Consegna 1:
Trascrivi senza alcuna modifica le righe dei dati che vanno da quella contenente "count-number: 1 xyxy=(95,107,195,147)" fino all'ultima riga dei dati, entrambe incluse.

Brano di testo:
►
Opzione uno: possiamo stare qui a menarcela con la storia del rock che è morto,
che tutto è già stato detto, che i bei vecchi tempi. E aspettare il nuovo album
di Van Morrison, John Fogerty o Ian Hunter (sono i primi nomi che mi sono venuti
sulla punta delle dita: sostituiteli pure con quelli che volete) e poi dire, scuotendo
la testa - a rischio che il nostro apparecchio acustico (siamo gente di una certa
età, dopotutto) ci scivoli via dalle orecchie - "questa sì che è musica, perché
non se ne fanno più di dischi così?". Oppure (opzione numero due) possiamo smetterla
di piangerci addosso e indirizzare i padiglioni auricolari verso ciò che accade
là fuori. Magari scopriremmo che di gente che suona rock ce n'è ancora tanta in
giro. Da qualche tempo per esempio sulla East Coast degli USA si è ricomposta
una costellazione di band alternative rock (uso il termine nell'accezione che
poteva avere negli anni '90, per intenderci) che ridà significato a un'idea di
musica in cui dagli amplificatori, oltre a un muro di chitarre discretamente rumorose
e incazzate, viene spremuta fuori un po' di rabbia generazionale, frustrazione,
voglia di fare casino.
Vi abbiamo già parlato dei Titus Andronicus, dal
New Jersey. Ora vi presentiamo The Men, usciti dagli scantinati della Grande
Mela (da Brooklyn precisamente, e i cognomi dei fondatori, Nick Chiericozzi e
Mark Perro, non lasciano dubbi sulle loro origini). Non sono tipi da convenevoli:
una volta imbracciati gli strumenti potete pure dimenticarvi buone maniere e giri
di parole. Dritti al sodo, travolgendo tutto quello che trovano sulla loro strada.
◄
Dati del compito:
►
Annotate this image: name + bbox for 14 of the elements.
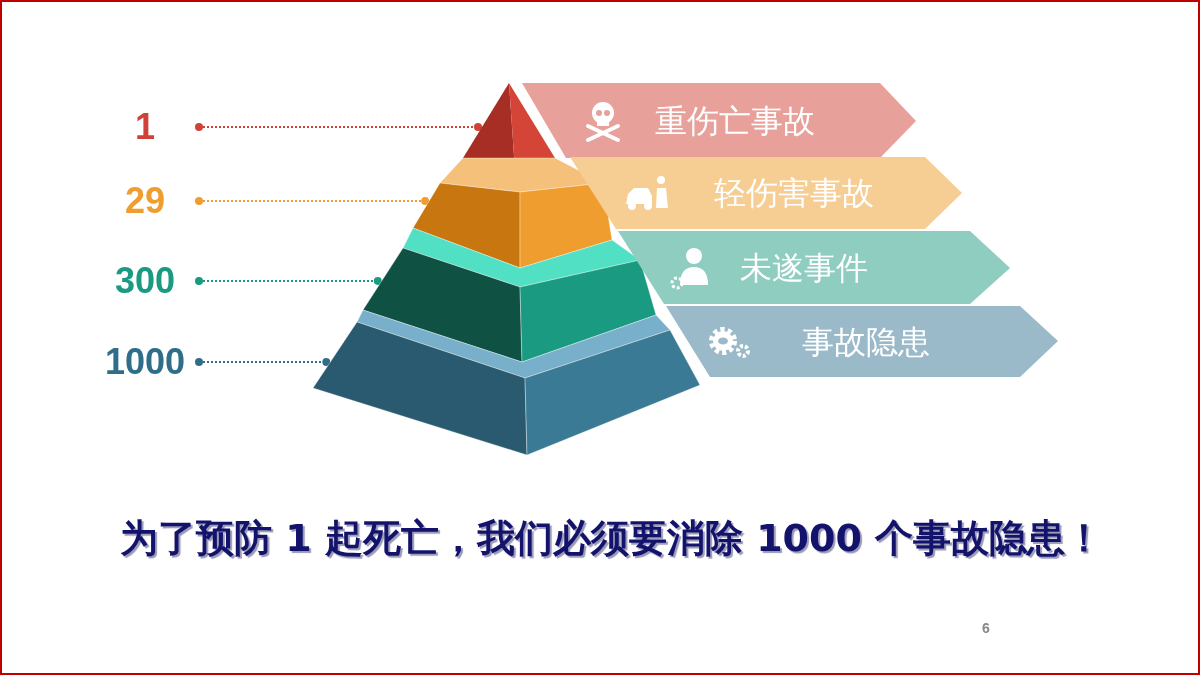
count-number: 1 xyxy=(95,107,195,147)
leader-line xyxy=(195,123,482,131)
page-number: 6 xyxy=(982,620,990,636)
banner-label: 未遂事件 xyxy=(740,247,868,288)
banner-label: 事故隐患 xyxy=(802,321,930,362)
leader-line xyxy=(195,277,382,285)
banner-label: 轻伤害事故 xyxy=(714,173,874,213)
leader-line xyxy=(195,197,430,205)
count-number: 29 xyxy=(95,181,195,221)
caption-text: 为了预防 1 起死亡，我们必须要消除 1000 个事故隐患！ xyxy=(120,515,1105,562)
leader-line xyxy=(195,358,331,366)
banner-label: 重伤亡事故 xyxy=(655,100,815,141)
count-number: 1000 xyxy=(95,342,195,382)
count-number: 300 xyxy=(95,261,195,301)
◄
Consegna 2:
Secondo il brano sul rock alternativo della East Coast, da quale zona di New York provengono i The Men?

Risposta finale 1:
count-number: 1 xyxy=(95,107,195,147)
leader-line xyxy=(195,123,482,131)
page-number: 6 xyxy=(982,620,990,636)
banner-label: 未遂事件 xyxy=(740,247,868,288)
banner-label: 事故隐患 xyxy=(802,321,930,362)
leader-line xyxy=(195,277,382,285)
banner-label: 轻伤害事故 xyxy=(714,173,874,213)
leader-line xyxy=(195,197,430,205)
count-number: 29 xyxy=(95,181,195,221)
caption-text: 为了预防 1 起死亡，我们必须要消除 1000 个事故隐患！ xyxy=(120,515,1105,562)
leader-line xyxy=(195,358,331,366)
banner-label: 重伤亡事故 xyxy=(655,100,815,141)
count-number: 1000 xyxy=(95,342,195,382)
count-number: 300 xyxy=(95,261,195,301)

Risposta finale 2:
Da Brooklyn.